GOAL OF THE EXERCISE ▸ Reply with one number: the count of lines in the data that hold the string "superstizioni".

___ DATA SUPPLIED ___

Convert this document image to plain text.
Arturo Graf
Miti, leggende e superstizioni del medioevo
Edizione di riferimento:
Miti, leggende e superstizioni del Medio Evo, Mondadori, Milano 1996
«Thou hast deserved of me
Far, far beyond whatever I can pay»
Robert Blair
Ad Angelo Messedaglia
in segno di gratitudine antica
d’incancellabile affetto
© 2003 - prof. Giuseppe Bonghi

___

ANSWER TO THE PROBLEM ▸ 2